-- start of Material supplied --
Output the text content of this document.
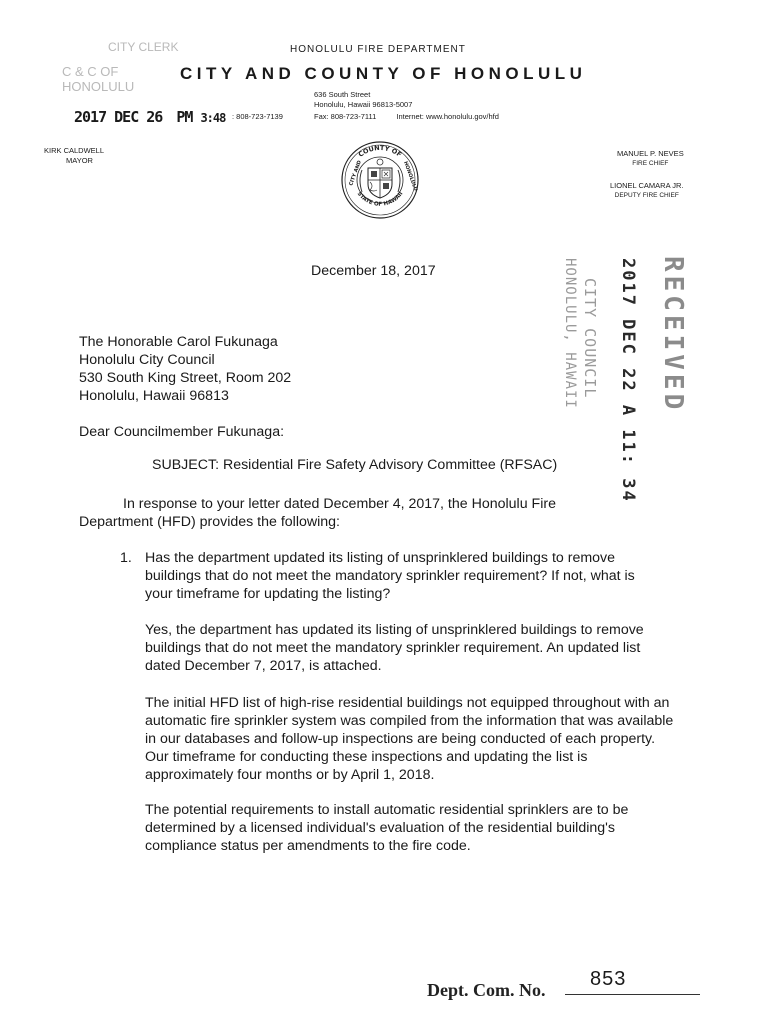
CITY CLERK
C & C OF HONOLULU
HONOLULU FIRE DEPARTMENT
CITY AND COUNTY OF HONOLULU
636 South Street
Honolulu, Hawaii 96813-5007
: 808-723-7139	Fax: 808-723-7111	Internet: www.honolulu.gov/hfd
2017 DEC 26 PM 3:48
KIRK CALDWELL
MAYOR
MANUEL P. NEVES
FIRE CHIEF
LIONEL CAMARA JR.
DEPUTY FIRE CHIEF
COUNTY OF
STATE OF HAWAII
CITY AND	HONOLULU
RECEIVED
2017 DEC 22 A 11: 34
CITY COUNCIL
HONOLULU, HAWAII
December 18, 2017
The Honorable Carol Fukunaga
Honolulu City Council
530 South King Street, Room 202
Honolulu, Hawaii 96813
Dear Councilmember Fukunaga:
SUBJECT: Residential Fire Safety Advisory Committee (RFSAC)
In response to your letter dated December 4, 2017, the Honolulu Fire
Department (HFD) provides the following:
1. Has the department updated its listing of unsprinklered buildings to remove buildings that do not meet the mandatory sprinkler requirement? If not, what is your timeframe for updating the listing?
Yes, the department has updated its listing of unsprinklered buildings to remove buildings that do not meet the mandatory sprinkler requirement. An updated list dated December 7, 2017, is attached.
The initial HFD list of high-rise residential buildings not equipped throughout with an automatic fire sprinkler system was compiled from the information that was available in our databases and follow-up inspections are being conducted of each property. Our timeframe for conducting these inspections and updating the list is approximately four months or by April 1, 2018.
The potential requirements to install automatic residential sprinklers are to be determined by a licensed individual's evaluation of the residential building's compliance status per amendments to the fire code.
Dept. Com. No. 853
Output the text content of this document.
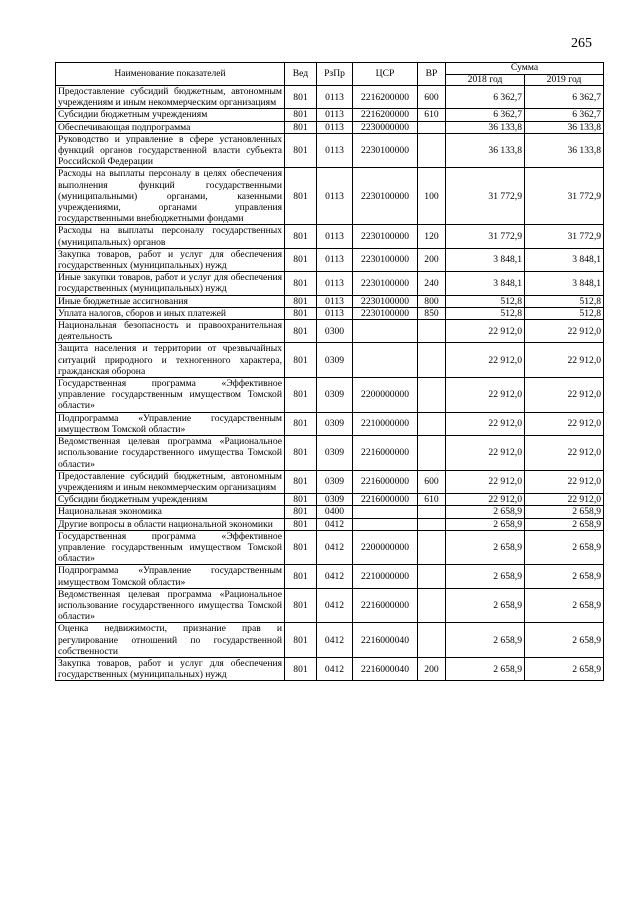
265
Наименование показателей	Вед	РзПр	ЦСР	ВР	Сумма	
					2018 год	2019 год
Предоставление субсидий бюджетным, автономным учреждениям и иным некоммерческим организациям	801	0113	2216200000	600	6 362,7	6 362,7
Субсидии бюджетным учреждениям	801	0113	2216200000	610	6 362,7	6 362,7
Обеспечивающая подпрограмма	801	0113	2230000000		36 133,8	36 133,8
Руководство и управление в сфере установленных функций органов государственной власти субъекта Российской Федерации	801	0113	2230100000		36 133,8	36 133,8
Расходы на выплаты персоналу в целях обеспечения выполнения функций государственными (муниципальными) органами, казенными учреждениями, органами управления государственными внебюджетными фондами	801	0113	2230100000	100	31 772,9	31 772,9
Расходы на выплаты персоналу государственных (муниципальных) органов	801	0113	2230100000	120	31 772,9	31 772,9
Закупка товаров, работ и услуг для обеспечения государственных (муниципальных) нужд	801	0113	2230100000	200	3 848,1	3 848,1
Иные закупки товаров, работ и услуг для обеспечения государственных (муниципальных) нужд	801	0113	2230100000	240	3 848,1	3 848,1
Иные бюджетные ассигнования	801	0113	2230100000	800	512,8	512,8
Уплата налогов, сборов и иных платежей	801	0113	2230100000	850	512,8	512,8
Национальная безопасность и правоохранительная деятельность	801	0300			22 912,0	22 912,0
Защита населения и территории от чрезвычайных ситуаций природного и техногенного характера, гражданская оборона	801	0309			22 912,0	22 912,0
Государственная программа «Эффективное управление государственным имуществом Томской области»	801	0309	2200000000		22 912,0	22 912,0
Подпрограмма «Управление государственным имуществом Томской области»	801	0309	2210000000		22 912,0	22 912,0
Ведомственная целевая программа «Рациональное использование государственного имущества Томской области»	801	0309	2216000000		22 912,0	22 912,0
Предоставление субсидий бюджетным, автономным учреждениям и иным некоммерческим организациям	801	0309	2216000000	600	22 912,0	22 912,0
Субсидии бюджетным учреждениям	801	0309	2216000000	610	22 912,0	22 912,0
Национальная экономика	801	0400			2 658,9	2 658,9
Другие вопросы в области национальной экономики	801	0412			2 658,9	2 658,9
Государственная программа «Эффективное управление государственным имуществом Томской области»	801	0412	2200000000		2 658,9	2 658,9
Подпрограмма «Управление государственным имуществом Томской области»	801	0412	2210000000		2 658,9	2 658,9
Ведомственная целевая программа «Рациональное использование государственного имущества Томской области»	801	0412	2216000000		2 658,9	2 658,9
Оценка недвижимости, признание прав и регулирование отношений по государственной собственности	801	0412	2216000040		2 658,9	2 658,9
Закупка товаров, работ и услуг для обеспечения государственных (муниципальных) нужд	801	0412	2216000040	200	2 658,9	2 658,9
-- end of Material supplied --
§ Directive:
Return every line above that contains the word "государственной".

§ Result of the task:
Руководство и управление в сфере установленных функций органов государственной власти субъекта Российской Федерации	801	0113	2230100000		36 133,8	36 133,8
Оценка недвижимости, признание прав и регулирование отношений по государственной собственности	801	0412	2216000040		2 658,9	2 658,9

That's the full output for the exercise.